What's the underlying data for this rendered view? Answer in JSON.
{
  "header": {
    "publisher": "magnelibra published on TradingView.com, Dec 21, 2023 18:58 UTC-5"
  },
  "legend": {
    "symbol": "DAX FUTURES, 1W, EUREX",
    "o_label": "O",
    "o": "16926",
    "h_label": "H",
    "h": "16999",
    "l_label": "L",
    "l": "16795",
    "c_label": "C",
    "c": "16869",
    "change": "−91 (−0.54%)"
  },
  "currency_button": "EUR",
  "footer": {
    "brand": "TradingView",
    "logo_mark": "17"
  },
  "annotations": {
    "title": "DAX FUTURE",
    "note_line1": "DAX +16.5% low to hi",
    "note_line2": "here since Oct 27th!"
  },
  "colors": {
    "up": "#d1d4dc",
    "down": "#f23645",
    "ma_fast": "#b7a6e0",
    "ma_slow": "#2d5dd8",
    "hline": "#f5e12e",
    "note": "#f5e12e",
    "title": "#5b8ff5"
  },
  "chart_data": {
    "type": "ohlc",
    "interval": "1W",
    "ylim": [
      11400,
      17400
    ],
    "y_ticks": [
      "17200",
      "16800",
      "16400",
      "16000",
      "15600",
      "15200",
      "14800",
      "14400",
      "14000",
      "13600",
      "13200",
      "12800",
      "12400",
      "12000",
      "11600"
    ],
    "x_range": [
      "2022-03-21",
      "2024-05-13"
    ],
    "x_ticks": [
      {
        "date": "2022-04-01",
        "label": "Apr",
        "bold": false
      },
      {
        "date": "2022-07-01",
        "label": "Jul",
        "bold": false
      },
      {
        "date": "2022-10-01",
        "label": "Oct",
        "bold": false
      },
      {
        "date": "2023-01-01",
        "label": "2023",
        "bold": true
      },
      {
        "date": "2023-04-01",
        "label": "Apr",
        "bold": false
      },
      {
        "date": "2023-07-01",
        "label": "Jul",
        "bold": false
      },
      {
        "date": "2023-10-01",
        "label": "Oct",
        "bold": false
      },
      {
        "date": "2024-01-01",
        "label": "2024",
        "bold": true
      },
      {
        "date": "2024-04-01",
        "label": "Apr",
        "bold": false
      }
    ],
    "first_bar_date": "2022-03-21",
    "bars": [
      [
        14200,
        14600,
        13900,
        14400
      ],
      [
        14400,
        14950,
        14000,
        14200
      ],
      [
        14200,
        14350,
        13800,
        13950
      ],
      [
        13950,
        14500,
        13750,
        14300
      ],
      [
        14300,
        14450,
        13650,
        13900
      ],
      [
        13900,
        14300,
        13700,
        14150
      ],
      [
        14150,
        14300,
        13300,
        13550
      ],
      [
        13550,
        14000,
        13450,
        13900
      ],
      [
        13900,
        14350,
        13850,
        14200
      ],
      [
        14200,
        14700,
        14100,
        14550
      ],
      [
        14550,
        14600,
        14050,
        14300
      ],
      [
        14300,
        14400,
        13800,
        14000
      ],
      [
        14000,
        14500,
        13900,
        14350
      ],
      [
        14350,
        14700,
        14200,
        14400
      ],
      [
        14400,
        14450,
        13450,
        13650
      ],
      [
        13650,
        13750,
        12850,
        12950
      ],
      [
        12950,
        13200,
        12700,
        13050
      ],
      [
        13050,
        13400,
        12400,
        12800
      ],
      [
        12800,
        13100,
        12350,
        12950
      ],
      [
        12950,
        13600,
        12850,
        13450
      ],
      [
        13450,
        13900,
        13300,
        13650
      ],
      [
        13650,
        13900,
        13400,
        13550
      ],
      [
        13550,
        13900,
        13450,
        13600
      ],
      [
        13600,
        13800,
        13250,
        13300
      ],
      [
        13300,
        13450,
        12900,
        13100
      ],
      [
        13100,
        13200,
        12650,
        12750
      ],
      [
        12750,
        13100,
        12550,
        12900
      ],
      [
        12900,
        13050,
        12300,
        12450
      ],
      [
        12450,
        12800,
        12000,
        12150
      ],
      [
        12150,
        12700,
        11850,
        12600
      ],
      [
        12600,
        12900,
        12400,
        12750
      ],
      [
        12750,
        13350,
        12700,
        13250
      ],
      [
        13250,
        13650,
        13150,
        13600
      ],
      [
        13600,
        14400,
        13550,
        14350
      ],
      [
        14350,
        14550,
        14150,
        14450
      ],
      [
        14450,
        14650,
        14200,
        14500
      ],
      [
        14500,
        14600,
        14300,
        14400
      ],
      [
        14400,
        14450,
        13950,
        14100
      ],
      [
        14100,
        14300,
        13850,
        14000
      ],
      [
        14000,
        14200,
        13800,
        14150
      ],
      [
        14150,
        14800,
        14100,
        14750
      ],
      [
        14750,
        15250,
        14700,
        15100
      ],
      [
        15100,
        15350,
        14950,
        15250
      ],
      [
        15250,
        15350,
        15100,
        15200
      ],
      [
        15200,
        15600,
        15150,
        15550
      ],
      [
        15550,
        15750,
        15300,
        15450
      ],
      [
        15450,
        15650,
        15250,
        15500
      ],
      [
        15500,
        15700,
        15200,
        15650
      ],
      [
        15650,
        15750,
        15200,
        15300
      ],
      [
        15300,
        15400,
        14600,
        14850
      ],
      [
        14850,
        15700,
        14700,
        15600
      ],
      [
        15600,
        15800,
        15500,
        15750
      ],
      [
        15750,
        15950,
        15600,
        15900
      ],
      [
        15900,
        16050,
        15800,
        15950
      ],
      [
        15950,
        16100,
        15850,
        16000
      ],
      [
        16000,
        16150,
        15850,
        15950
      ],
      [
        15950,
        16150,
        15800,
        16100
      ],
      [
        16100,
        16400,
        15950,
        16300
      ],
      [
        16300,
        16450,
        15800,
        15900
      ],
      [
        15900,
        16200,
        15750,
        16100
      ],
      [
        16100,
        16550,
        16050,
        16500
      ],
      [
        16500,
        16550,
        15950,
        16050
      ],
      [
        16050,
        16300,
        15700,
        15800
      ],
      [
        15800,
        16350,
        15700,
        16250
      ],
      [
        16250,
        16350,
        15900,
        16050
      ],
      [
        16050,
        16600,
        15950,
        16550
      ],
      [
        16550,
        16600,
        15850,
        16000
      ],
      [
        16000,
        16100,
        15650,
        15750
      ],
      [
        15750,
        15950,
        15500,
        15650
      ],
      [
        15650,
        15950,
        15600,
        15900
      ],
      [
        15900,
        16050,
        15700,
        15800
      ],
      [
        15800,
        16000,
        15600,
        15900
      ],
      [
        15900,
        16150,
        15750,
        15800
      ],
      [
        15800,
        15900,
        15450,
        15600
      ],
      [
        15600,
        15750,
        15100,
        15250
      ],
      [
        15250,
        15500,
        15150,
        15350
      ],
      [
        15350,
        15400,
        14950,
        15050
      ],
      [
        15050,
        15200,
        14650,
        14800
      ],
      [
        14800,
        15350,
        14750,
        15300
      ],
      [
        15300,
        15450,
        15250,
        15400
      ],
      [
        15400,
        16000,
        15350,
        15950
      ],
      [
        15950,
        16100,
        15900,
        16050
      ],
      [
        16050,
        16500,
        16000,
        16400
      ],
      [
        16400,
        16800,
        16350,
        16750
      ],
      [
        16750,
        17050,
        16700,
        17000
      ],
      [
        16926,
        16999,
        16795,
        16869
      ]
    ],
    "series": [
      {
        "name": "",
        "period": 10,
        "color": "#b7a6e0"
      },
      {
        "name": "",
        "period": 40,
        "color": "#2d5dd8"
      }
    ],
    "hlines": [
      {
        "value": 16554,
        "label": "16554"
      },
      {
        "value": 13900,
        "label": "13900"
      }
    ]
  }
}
================
__Required task__:
Copy out every line of the material above that mentions the word "TradingView".

__Correct response__:
    "publisher": "magnelibra published on TradingView.com, Dec 21, 2023 18:58 UTC-5"
    "brand": "TradingView",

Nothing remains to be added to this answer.